* TASK DESCRIPTION *
Output the records exactly. Include every line.

* RECORDS FOR THE TASK *

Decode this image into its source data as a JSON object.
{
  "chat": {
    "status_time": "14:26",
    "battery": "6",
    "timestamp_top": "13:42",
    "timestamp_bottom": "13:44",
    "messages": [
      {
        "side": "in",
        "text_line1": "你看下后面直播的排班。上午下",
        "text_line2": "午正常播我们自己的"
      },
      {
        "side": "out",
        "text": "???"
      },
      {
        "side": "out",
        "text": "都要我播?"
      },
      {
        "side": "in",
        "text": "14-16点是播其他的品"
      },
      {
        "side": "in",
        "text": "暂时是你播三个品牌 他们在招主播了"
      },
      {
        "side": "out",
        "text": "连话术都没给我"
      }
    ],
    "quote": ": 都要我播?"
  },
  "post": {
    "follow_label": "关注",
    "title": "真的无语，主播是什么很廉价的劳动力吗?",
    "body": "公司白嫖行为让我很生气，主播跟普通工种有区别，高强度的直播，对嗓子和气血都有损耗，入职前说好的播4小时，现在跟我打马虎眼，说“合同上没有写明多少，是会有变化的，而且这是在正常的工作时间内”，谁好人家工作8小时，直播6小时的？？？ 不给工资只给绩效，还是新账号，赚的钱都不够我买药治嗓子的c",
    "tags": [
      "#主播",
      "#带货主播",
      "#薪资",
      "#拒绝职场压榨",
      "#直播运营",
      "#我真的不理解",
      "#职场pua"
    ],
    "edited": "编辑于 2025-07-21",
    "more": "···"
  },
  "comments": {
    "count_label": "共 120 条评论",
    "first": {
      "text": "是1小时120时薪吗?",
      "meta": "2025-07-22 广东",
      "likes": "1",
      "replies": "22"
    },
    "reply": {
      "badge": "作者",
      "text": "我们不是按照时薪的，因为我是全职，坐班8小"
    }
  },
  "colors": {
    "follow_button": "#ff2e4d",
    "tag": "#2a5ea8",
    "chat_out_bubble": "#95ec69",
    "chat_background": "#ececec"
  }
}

* OUTPUT OF THE TASK *
Decode this image into its source data as a JSON object.
{
  "chat": {
    "status_time": "14:26",
    "battery": "6",
    "timestamp_top": "13:42",
    "timestamp_bottom": "13:44",
    "messages": [
      {
        "side": "in",
        "text_line1": "你看下后面直播的排班。上午下",
        "text_line2": "午正常播我们自己的"
      },
      {
        "side": "out",
        "text": "???"
      },
      {
        "side": "out",
        "text": "都要我播?"
      },
      {
        "side": "in",
        "text": "14-16点是播其他的品"
      },
      {
        "side": "in",
        "text": "暂时是你播三个品牌 他们在招主播了"
      },
      {
        "side": "out",
        "text": "连话术都没给我"
      }
    ],
    "quote": ": 都要我播?"
  },
  "post": {
    "follow_label": "关注",
    "title": "真的无语，主播是什么很廉价的劳动力吗?",
    "body": "公司白嫖行为让我很生气，主播跟普通工种有区别，高强度的直播，对嗓子和气血都有损耗，入职前说好的播4小时，现在跟我打马虎眼，说“合同上没有写明多少，是会有变化的，而且这是在正常的工作时间内”，谁好人家工作8小时，直播6小时的？？？ 不给工资只给绩效，还是新账号，赚的钱都不够我买药治嗓子的c",
    "tags": [
      "#主播",
      "#带货主播",
      "#薪资",
      "#拒绝职场压榨",
      "#直播运营",
      "#我真的不理解",
      "#职场pua"
    ],
    "edited": "编辑于 2025-07-21",
    "more": "···"
  },
  "comments": {
    "count_label": "共 120 条评论",
    "first": {
      "text": "是1小时120时薪吗?",
      "meta": "2025-07-22 广东",
      "likes": "1",
      "replies": "22"
    },
    "reply": {
      "badge": "作者",
      "text": "我们不是按照时薪的，因为我是全职，坐班8小"
    }
  },
  "colors": {
    "follow_button": "#ff2e4d",
    "tag": "#2a5ea8",
    "chat_out_bubble": "#95ec69",
    "chat_background": "#ececec"
  }
}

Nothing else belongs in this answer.